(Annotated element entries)

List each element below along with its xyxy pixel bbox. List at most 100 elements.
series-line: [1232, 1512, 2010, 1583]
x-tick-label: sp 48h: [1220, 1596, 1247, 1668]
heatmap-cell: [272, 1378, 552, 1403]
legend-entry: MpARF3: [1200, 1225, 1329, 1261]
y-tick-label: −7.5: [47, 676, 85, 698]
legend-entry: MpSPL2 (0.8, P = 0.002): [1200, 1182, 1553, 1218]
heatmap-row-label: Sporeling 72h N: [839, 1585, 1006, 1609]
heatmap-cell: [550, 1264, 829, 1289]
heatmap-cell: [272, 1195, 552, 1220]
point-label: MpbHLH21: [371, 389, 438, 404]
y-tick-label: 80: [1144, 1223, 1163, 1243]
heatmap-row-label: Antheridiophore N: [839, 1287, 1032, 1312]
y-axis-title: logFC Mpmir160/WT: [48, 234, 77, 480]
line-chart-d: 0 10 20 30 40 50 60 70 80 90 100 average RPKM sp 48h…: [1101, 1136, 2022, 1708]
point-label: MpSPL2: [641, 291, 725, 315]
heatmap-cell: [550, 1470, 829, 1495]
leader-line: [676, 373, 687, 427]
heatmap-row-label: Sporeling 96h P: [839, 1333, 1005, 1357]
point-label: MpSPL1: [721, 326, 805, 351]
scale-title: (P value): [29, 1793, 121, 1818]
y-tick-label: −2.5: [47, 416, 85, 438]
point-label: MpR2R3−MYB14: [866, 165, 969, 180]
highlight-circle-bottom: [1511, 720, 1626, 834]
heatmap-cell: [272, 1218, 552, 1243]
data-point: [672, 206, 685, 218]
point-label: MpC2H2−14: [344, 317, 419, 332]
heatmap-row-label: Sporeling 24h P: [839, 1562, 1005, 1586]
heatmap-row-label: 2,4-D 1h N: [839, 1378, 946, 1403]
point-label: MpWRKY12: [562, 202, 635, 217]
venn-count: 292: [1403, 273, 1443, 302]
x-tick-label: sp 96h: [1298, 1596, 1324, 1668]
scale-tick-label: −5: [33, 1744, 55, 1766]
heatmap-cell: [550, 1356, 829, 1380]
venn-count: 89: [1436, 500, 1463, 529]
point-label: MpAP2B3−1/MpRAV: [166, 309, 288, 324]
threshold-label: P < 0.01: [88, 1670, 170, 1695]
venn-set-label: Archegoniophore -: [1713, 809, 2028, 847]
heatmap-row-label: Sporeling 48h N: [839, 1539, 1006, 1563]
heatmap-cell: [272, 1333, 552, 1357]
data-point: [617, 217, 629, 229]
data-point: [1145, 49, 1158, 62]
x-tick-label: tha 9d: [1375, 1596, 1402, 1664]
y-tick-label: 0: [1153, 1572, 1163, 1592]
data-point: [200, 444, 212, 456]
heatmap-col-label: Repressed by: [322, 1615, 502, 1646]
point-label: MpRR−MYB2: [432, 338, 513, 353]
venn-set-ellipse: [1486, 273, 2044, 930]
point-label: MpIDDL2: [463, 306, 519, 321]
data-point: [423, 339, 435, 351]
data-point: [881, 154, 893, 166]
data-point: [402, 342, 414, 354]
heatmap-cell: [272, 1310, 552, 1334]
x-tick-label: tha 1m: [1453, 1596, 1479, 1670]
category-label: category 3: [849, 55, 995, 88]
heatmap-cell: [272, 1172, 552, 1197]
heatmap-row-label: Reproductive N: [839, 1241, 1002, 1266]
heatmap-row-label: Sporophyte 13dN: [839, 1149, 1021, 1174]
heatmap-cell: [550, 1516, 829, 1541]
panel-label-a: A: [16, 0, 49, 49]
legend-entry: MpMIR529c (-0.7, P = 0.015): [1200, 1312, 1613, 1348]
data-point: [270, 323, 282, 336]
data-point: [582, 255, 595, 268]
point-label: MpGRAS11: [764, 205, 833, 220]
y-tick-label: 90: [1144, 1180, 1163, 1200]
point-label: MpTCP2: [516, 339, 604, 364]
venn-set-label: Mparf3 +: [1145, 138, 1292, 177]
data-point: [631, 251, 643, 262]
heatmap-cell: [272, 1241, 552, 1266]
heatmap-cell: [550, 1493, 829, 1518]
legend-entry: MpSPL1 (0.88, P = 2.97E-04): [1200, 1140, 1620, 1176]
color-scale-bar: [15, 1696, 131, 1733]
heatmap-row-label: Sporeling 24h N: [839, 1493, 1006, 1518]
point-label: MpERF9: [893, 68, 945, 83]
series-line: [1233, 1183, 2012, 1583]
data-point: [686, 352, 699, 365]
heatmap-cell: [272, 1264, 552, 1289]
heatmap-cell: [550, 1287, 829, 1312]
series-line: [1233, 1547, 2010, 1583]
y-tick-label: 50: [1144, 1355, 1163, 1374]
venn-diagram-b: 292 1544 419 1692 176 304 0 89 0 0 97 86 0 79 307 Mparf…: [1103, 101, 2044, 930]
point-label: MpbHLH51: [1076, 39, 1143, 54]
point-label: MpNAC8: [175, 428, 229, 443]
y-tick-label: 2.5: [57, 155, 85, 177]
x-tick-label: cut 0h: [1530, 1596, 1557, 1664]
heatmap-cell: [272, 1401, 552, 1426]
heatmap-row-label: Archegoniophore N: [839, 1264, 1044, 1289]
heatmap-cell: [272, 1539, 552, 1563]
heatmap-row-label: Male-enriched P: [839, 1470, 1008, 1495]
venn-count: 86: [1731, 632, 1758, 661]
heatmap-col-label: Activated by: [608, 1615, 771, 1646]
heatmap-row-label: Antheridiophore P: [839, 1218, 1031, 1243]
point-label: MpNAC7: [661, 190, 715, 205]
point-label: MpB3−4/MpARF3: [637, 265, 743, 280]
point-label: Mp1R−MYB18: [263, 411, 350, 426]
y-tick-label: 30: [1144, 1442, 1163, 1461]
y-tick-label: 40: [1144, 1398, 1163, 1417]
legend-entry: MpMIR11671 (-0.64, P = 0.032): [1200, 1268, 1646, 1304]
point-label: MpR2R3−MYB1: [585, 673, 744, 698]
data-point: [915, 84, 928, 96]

_Directive_: Output every line of the data above as a JSON list of strings, with one string per line and blank lines omitted.

_Result of this exercise_:
[
  "List each element below along with its xyxy pixel bbox. List at most 100 elements.",
  "series-line: [1232, 1512, 2010, 1583]",
  "x-tick-label: sp 48h: [1220, 1596, 1247, 1668]",
  "heatmap-cell: [272, 1378, 552, 1403]",
  "legend-entry: MpARF3: [1200, 1225, 1329, 1261]",
  "y-tick-label: −7.5: [47, 676, 85, 698]",
  "legend-entry: MpSPL2 (0.8, P = 0.002): [1200, 1182, 1553, 1218]",
  "heatmap-row-label: Sporeling 72h N: [839, 1585, 1006, 1609]",
  "heatmap-cell: [550, 1264, 829, 1289]",
  "heatmap-cell: [272, 1195, 552, 1220]",
  "point-label: MpbHLH21: [371, 389, 438, 404]",
  "y-tick-label: 80: [1144, 1223, 1163, 1243]",
  "heatmap-row-label: Antheridiophore N: [839, 1287, 1032, 1312]",
  "y-axis-title: logFC Mpmir160/WT: [48, 234, 77, 480]",
  "line-chart-d: 0 10 20 30 40 50 60 70 80 90 100 average RPKM sp 48h…: [1101, 1136, 2022, 1708]",
  "point-label: MpSPL2: [641, 291, 725, 315]",
  "heatmap-cell: [550, 1470, 829, 1495]",
  "leader-line: [676, 373, 687, 427]",
  "heatmap-row-label: Sporeling 96h P: [839, 1333, 1005, 1357]",
  "point-label: MpSPL1: [721, 326, 805, 351]",
  "scale-title: (P value): [29, 1793, 121, 1818]",
  "y-tick-label: −2.5: [47, 416, 85, 438]",
  "point-label: MpR2R3−MYB14: [866, 165, 969, 180]",
  "highlight-circle-bottom: [1511, 720, 1626, 834]",
  "heatmap-cell: [272, 1218, 552, 1243]",
  "data-point: [672, 206, 685, 218]",
  "point-label: MpC2H2−14: [344, 317, 419, 332]",
  "heatmap-row-label: Sporeling 24h P: [839, 1562, 1005, 1586]",
  "heatmap-row-label: 2,4-D 1h N: [839, 1378, 946, 1403]",
  "point-label: MpWRKY12: [562, 202, 635, 217]",
  "venn-count: 292: [1403, 273, 1443, 302]",
  "x-tick-label: sp 96h: [1298, 1596, 1324, 1668]",
  "scale-tick-label: −5: [33, 1744, 55, 1766]",
  "heatmap-cell: [550, 1356, 829, 1380]",
  "venn-count: 89: [1436, 500, 1463, 529]",
  "point-label: MpAP2B3−1/MpRAV: [166, 309, 288, 324]",
  "threshold-label: P < 0.01: [88, 1670, 170, 1695]",
  "venn-set-label: Archegoniophore -: [1713, 809, 2028, 847]",
  "heatmap-row-label: Sporeling 48h N: [839, 1539, 1006, 1563]",
  "heatmap-cell: [272, 1333, 552, 1357]",
  "data-point: [617, 217, 629, 229]",
  "data-point: [1145, 49, 1158, 62]",
  "x-tick-label: tha 9d: [1375, 1596, 1402, 1664]",
  "y-tick-label: 0: [1153, 1572, 1163, 1592]",
  "data-point: [200, 444, 212, 456]",
  "heatmap-col-label: Repressed by: [322, 1615, 502, 1646]",
  "point-label: MpRR−MYB2: [432, 338, 513, 353]",
  "venn-set-ellipse: [1486, 273, 2044, 930]",
  "point-label: MpIDDL2: [463, 306, 519, 321]",
  "data-point: [423, 339, 435, 351]",
  "data-point: [881, 154, 893, 166]",
  "data-point: [402, 342, 414, 354]",
  "heatmap-cell: [272, 1310, 552, 1334]",
  "x-tick-label: tha 1m: [1453, 1596, 1479, 1670]",
  "category-label: category 3: [849, 55, 995, 88]",
  "heatmap-cell: [272, 1172, 552, 1197]",
  "heatmap-row-label: Reproductive N: [839, 1241, 1002, 1266]",
  "heatmap-row-label: Sporophyte 13dN: [839, 1149, 1021, 1174]",
  "heatmap-cell: [550, 1516, 829, 1541]",
  "panel-label-a: A: [16, 0, 49, 49]",
  "legend-entry: MpMIR529c (-0.7, P = 0.015): [1200, 1312, 1613, 1348]",
  "data-point: [270, 323, 282, 336]",
  "data-point: [582, 255, 595, 268]",
  "point-label: MpGRAS11: [764, 205, 833, 220]",
  "y-tick-label: 90: [1144, 1180, 1163, 1200]",
  "point-label: MpTCP2: [516, 339, 604, 364]",
  "venn-set-label: Mparf3 +: [1145, 138, 1292, 177]",
  "data-point: [631, 251, 643, 262]",
  "heatmap-cell: [272, 1241, 552, 1266]",
  "heatmap-cell: [550, 1493, 829, 1518]",
  "legend-entry: MpSPL1 (0.88, P = 2.97E-04): [1200, 1140, 1620, 1176]",
  "color-scale-bar: [15, 1696, 131, 1733]",
  "heatmap-row-label: Sporeling 24h N: [839, 1493, 1006, 1518]",
  "point-label: MpERF9: [893, 68, 945, 83]",
  "series-line: [1233, 1183, 2012, 1583]",
  "data-point: [686, 352, 699, 365]",
  "heatmap-cell: [272, 1264, 552, 1289]",
  "heatmap-cell: [550, 1287, 829, 1312]",
  "series-line: [1233, 1547, 2010, 1583]",
  "y-tick-label: 50: [1144, 1355, 1163, 1374]",
  "venn-diagram-b: 292 1544 419 1692 176 304 0 89 0 0 97 86 0 79 307 Mparf…: [1103, 101, 2044, 930]",
  "point-label: MpbHLH51: [1076, 39, 1143, 54]",
  "point-label: MpNAC8: [175, 428, 229, 443]",
  "y-tick-label: 2.5: [57, 155, 85, 177]",
  "x-tick-label: cut 0h: [1530, 1596, 1557, 1664]",
  "heatmap-cell: [272, 1401, 552, 1426]",
  "heatmap-row-label: Archegoniophore N: [839, 1264, 1044, 1289]",
  "heatmap-cell: [272, 1539, 552, 1563]",
  "heatmap-row-label: Male-enriched P: [839, 1470, 1008, 1495]",
  "venn-count: 86: [1731, 632, 1758, 661]",
  "heatmap-col-label: Activated by: [608, 1615, 771, 1646]",
  "heatmap-row-label: Antheridiophore P: [839, 1218, 1031, 1243]",
  "point-label: MpNAC7: [661, 190, 715, 205]",
  "point-label: MpB3−4/MpARF3: [637, 265, 743, 280]",
  "point-label: Mp1R−MYB18: [263, 411, 350, 426]",
  "y-tick-label: 30: [1144, 1442, 1163, 1461]",
  "y-tick-label: 40: [1144, 1398, 1163, 1417]",
  "legend-entry: MpMIR11671 (-0.64, P = 0.032): [1200, 1268, 1646, 1304]",
  "point-label: MpR2R3−MYB1: [585, 673, 744, 698]",
  "data-point: [915, 84, 928, 96]"
]